*Aim*.
Your answer should be one number: the count of lines in these entries that hold the word "Clear".

*Data shown*.

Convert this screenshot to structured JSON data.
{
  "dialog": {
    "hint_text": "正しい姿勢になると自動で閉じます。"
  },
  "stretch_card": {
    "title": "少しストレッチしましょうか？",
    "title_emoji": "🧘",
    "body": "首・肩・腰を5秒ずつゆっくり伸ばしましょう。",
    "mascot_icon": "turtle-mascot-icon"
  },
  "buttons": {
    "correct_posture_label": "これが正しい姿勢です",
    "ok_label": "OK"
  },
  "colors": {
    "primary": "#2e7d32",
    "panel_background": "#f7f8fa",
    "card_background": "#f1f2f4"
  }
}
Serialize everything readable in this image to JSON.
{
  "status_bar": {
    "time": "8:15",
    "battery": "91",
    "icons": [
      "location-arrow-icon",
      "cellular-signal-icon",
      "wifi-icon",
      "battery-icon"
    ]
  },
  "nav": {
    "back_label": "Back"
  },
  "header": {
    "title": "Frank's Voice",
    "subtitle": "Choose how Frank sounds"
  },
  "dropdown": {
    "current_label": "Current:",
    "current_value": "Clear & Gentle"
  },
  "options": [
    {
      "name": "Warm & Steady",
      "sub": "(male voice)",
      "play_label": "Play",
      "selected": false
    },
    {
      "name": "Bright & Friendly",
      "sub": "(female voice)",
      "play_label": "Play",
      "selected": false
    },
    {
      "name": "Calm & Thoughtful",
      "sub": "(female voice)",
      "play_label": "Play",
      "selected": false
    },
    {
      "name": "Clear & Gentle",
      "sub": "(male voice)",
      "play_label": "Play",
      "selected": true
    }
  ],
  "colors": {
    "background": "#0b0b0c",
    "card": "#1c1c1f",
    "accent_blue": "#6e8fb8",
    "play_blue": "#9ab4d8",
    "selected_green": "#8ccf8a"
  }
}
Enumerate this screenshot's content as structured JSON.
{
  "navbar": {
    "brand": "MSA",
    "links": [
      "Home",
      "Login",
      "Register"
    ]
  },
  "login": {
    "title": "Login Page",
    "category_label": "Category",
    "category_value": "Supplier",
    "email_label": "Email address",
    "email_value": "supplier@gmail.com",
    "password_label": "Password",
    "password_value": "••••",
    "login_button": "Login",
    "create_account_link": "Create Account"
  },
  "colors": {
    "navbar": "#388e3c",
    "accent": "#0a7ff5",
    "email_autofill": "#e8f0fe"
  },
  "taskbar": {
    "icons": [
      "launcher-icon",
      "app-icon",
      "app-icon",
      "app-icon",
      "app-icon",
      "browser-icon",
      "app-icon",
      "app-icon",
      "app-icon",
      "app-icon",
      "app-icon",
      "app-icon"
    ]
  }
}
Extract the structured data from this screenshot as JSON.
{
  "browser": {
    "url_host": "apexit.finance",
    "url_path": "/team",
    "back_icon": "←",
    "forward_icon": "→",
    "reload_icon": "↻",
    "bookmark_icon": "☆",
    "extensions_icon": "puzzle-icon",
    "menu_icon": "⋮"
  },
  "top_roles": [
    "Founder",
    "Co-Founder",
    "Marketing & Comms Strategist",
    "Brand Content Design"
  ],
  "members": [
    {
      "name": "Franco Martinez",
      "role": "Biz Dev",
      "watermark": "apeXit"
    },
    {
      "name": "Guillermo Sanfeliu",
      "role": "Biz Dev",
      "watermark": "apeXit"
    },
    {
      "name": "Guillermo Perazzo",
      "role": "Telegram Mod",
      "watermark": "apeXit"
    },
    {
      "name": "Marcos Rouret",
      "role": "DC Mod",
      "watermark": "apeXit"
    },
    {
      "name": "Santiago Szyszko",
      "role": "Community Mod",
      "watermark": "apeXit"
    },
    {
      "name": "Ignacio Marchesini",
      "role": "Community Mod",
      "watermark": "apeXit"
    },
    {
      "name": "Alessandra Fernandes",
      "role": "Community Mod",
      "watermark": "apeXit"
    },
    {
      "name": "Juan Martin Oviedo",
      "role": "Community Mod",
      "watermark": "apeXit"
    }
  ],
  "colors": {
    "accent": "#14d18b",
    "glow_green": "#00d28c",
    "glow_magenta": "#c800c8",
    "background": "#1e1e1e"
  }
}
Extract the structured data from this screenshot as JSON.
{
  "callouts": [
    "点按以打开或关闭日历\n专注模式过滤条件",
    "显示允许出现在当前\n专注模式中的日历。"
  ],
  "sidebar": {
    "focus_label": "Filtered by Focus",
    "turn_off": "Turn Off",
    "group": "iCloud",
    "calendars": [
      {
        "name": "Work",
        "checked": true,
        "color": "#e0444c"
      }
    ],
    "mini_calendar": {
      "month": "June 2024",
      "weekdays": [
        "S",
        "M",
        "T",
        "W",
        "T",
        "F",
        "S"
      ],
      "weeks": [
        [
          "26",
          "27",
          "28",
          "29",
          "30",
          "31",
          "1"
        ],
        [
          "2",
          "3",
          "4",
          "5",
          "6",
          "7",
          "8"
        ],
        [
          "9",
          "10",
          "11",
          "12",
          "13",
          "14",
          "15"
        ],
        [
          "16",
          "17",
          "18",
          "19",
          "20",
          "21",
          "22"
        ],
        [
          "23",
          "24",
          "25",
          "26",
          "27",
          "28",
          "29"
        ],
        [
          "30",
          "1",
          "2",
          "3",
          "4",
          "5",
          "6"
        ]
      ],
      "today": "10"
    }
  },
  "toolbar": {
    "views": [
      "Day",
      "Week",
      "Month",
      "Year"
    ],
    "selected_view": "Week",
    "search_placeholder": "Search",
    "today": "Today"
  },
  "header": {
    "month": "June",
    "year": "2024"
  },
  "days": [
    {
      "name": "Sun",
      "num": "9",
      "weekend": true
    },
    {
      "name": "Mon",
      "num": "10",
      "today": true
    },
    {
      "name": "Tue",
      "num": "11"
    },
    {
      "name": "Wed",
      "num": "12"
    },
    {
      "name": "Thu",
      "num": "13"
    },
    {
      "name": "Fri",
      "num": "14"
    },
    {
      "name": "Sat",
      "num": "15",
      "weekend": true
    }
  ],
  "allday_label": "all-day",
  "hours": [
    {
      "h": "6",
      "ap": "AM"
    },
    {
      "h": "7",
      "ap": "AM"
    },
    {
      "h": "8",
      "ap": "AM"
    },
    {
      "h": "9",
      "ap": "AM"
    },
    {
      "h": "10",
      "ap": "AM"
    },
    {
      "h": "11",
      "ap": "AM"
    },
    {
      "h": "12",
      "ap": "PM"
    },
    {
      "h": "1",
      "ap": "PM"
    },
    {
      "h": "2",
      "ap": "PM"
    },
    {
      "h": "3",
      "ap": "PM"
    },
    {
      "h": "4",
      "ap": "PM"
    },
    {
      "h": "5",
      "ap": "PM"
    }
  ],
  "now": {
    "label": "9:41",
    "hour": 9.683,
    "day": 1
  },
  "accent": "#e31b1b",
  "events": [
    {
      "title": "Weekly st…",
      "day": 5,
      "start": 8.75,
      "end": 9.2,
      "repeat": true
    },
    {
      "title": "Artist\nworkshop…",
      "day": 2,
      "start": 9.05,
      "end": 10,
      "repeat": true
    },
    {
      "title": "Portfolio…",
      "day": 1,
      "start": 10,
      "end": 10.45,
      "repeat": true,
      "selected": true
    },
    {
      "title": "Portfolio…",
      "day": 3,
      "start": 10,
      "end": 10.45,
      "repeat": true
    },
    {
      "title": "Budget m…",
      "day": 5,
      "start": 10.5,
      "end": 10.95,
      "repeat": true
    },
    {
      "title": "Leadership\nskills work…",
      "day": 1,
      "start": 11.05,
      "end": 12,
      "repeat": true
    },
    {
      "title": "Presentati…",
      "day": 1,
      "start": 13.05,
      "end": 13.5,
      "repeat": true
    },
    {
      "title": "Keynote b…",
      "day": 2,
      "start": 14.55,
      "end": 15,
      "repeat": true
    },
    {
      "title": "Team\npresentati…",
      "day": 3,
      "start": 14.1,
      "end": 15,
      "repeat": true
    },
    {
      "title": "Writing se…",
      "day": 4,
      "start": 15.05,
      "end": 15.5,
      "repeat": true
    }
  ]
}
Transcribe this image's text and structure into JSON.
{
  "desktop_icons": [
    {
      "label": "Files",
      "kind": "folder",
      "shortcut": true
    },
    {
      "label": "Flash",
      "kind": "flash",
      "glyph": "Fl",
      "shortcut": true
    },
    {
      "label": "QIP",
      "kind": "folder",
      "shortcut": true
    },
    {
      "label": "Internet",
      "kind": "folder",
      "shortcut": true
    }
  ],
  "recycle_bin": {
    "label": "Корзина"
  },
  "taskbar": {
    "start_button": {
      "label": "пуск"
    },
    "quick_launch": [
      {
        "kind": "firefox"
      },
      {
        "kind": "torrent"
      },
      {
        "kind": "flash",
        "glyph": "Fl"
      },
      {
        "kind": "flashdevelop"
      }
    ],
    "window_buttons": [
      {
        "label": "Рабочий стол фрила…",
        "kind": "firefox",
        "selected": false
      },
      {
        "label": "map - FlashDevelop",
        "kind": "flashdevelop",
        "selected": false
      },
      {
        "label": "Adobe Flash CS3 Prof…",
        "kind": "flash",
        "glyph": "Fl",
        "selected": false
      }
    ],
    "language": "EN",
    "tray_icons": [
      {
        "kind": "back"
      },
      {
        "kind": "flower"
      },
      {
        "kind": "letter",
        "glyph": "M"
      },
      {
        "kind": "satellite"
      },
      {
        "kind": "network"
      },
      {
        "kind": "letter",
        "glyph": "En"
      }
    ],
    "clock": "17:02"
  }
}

*Task solution*.
2